_YOUR GOAL_. Return the material below in full and exactly.

_LISTING_.
··········
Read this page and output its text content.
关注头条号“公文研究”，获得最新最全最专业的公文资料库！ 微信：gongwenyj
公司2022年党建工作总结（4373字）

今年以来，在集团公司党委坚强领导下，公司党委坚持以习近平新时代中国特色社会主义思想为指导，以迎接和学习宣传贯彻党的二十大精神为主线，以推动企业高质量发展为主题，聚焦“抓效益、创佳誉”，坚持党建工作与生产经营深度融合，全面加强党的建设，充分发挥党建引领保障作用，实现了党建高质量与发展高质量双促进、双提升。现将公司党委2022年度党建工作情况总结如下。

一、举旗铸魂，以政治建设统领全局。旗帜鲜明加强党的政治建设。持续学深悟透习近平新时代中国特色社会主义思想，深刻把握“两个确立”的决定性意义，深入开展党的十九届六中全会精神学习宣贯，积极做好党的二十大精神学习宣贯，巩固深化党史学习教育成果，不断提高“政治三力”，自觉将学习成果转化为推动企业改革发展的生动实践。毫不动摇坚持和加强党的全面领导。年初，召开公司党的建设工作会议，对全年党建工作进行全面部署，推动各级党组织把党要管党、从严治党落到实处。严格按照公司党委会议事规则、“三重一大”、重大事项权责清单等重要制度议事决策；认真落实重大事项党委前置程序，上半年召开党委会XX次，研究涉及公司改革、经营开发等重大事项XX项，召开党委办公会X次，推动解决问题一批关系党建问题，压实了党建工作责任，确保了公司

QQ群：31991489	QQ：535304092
··········
_RESULT OF THIS TASK_.
Read this page and output its text content.
关注头条号“公文研究”，获得最新最全最专业的公文资料库！ 微信：gongwenyj
公司2022年党建工作总结（4373字）

今年以来，在集团公司党委坚强领导下，公司党委坚持以习近平新时代中国特色社会主义思想为指导，以迎接和学习宣传贯彻党的二十大精神为主线，以推动企业高质量发展为主题，聚焦“抓效益、创佳誉”，坚持党建工作与生产经营深度融合，全面加强党的建设，充分发挥党建引领保障作用，实现了党建高质量与发展高质量双促进、双提升。现将公司党委2022年度党建工作情况总结如下。

一、举旗铸魂，以政治建设统领全局。旗帜鲜明加强党的政治建设。持续学深悟透习近平新时代中国特色社会主义思想，深刻把握“两个确立”的决定性意义，深入开展党的十九届六中全会精神学习宣贯，积极做好党的二十大精神学习宣贯，巩固深化党史学习教育成果，不断提高“政治三力”，自觉将学习成果转化为推动企业改革发展的生动实践。毫不动摇坚持和加强党的全面领导。年初，召开公司党的建设工作会议，对全年党建工作进行全面部署，推动各级党组织把党要管党、从严治党落到实处。严格按照公司党委会议事规则、“三重一大”、重大事项权责清单等重要制度议事决策；认真落实重大事项党委前置程序，上半年召开党委会XX次，研究涉及公司改革、经营开发等重大事项XX项，召开党委办公会X次，推动解决问题一批关系党建问题，压实了党建工作责任，确保了公司

QQ群：31991489	QQ：535304092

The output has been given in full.